Page excerpt ▸
☆ ☆ ☆ ☆ ☆ ☆ ☆

NOTE — the bin-packer's awareness of the XLU (and MXU) hazard tables is only as good as the latency view it is handed. On the flat (default) path the per-sequence cost is the bare CycleTableInstruction base — the inter-sequence LatencyBetween edges (including XLU conflicts) are not summed into the placement, because the flat path passes no dependency MapView. Only the ON (MRB-grouped) path builds the LloDependencyGraph whose edges carry the XluConflictPenaltyTable / MxuLatencyTable stalls into the makespan. So the hazard-aware placement described above is the ON-path behaviour; the default path balances on raw per-sequence latency and relies on the downstream bundle packer to absorb the residual conflicts. (Confidence: CONFIRMED — the flat path's single Internal call passes the optional MapView empty.)

Worked Example

Six independent bf16 matmul sequences, four MXUs, each sequence base ≈ 212 cycles (the per-opcode matmul latency from the per-opcode cycle constants).

☆ ☆ ☆ ☆ ☆ ☆ ☆

Questions on the material ▸
(1) According to the bin-packer excerpt, which path builds the LloDependencyGraph?
(2) In the bin-packer excerpt, condense the paragraph beginning "NOTE — the bin-packer's awareness" into a short list that keeps its main facts.
(3) Pick up the bin-packer excerpt after its last sentence and continue the worked example.

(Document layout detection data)
☆ ☆ ☆ ☆ ☆ ☆ ☆

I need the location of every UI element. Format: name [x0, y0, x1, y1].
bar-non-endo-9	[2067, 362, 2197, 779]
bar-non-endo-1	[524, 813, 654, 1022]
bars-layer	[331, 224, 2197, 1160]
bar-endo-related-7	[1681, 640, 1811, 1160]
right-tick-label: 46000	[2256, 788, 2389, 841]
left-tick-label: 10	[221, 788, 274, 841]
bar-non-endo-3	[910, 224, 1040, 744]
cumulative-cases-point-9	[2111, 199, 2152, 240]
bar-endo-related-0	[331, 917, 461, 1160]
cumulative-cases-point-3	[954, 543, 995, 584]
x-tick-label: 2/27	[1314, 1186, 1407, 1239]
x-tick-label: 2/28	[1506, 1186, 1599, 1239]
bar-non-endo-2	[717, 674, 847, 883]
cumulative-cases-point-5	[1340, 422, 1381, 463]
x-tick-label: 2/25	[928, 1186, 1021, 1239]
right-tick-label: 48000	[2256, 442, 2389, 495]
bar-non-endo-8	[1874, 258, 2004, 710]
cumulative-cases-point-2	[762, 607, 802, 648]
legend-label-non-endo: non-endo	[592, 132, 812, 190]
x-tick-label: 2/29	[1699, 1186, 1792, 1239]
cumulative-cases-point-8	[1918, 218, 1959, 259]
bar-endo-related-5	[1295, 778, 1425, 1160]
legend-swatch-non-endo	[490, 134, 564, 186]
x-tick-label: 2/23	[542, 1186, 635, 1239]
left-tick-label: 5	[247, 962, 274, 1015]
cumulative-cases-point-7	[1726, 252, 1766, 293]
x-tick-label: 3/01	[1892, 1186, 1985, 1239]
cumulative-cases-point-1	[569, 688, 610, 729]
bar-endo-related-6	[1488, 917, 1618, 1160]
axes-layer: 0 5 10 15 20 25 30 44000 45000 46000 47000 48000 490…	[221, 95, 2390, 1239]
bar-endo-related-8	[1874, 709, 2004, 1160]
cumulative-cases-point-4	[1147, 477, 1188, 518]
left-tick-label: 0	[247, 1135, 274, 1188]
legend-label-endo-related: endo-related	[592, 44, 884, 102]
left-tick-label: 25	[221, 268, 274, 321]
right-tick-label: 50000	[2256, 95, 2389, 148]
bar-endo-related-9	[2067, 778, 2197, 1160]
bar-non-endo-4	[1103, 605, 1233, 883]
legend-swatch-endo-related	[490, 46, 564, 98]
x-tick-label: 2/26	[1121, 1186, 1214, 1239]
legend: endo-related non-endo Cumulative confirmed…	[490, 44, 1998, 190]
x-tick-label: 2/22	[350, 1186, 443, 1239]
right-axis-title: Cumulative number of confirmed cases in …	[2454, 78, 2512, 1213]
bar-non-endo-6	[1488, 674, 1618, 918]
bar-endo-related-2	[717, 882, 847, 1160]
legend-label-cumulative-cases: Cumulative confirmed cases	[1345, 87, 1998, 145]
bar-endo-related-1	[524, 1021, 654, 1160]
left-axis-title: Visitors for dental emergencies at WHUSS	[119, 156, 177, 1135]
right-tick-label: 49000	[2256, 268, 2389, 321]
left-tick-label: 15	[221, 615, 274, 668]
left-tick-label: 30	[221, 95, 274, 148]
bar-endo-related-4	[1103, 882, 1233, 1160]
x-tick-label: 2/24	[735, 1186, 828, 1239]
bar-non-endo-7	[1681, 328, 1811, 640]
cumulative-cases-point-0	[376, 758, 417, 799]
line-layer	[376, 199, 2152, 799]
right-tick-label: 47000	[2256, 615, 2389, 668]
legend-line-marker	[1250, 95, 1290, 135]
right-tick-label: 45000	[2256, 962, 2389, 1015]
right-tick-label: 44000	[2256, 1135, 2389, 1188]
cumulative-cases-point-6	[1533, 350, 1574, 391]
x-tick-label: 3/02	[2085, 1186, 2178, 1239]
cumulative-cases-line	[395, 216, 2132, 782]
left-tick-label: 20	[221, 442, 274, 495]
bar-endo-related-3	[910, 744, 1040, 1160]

☆ ☆ ☆ ☆ ☆ ☆ ☆

Answers to this exercise ▸
(1) Only the ON (MRB-grouped) path builds it.

(2)
- The bin-packer's handling of XLU and MXU hazards depends on the latency view it receives.
- On the flat (default) path, the per-sequence cost is the bare CycleTableInstruction base. Inter-sequence LatencyBetween edges, including XLU conflicts, are not added, because no dependency MapView is passed.
- Only the ON (MRB-grouped) path builds the LloDependencyGraph. Its edges carry XluConflictPenaltyTable and MxuLatencyTable stalls into the makespan.
- Hazard-aware placement therefore applies only on the ON path. The default path balances on raw per-sequence latency and leaves the remaining conflicts to the downstream bundle packer.
- Confidence: confirmed. The flat path's single Internal call passes the optional MapView empty.

(3)
PASS 1 (greedy). Sequences are placed one at a time. The first four go to MXUs 0–3 (each empty unit ties at cand = 212; ties keep the lowest index, but each subsequent empty unit is strictly smaller, so they fill 0,1,2,3). The fifth scores all four units at cand ≈ 2·212 = 424 and lands on MXU 0 (first minimum). The sixth lands on MXU 1. Final loads: {2, 2, 1, 1} sequences → makespan ≈ 424 cycles on the two loaded units.

PASS 2 (rebalance). The balance target is ceil(6·212 / 4) = 318. The most-loaded unit (MXU 0 at 424) exceeds it, but moving one of its two sequences to a one-sequence unit (212 → 424) does not lower the max (it would just swap which unit is at 424), so LatencyChangeIfMoveTo reports no improvement and the loop reaches the LABEL_378 "already at target / no improving move" exit. Final placement {2, 2, 1, 1}.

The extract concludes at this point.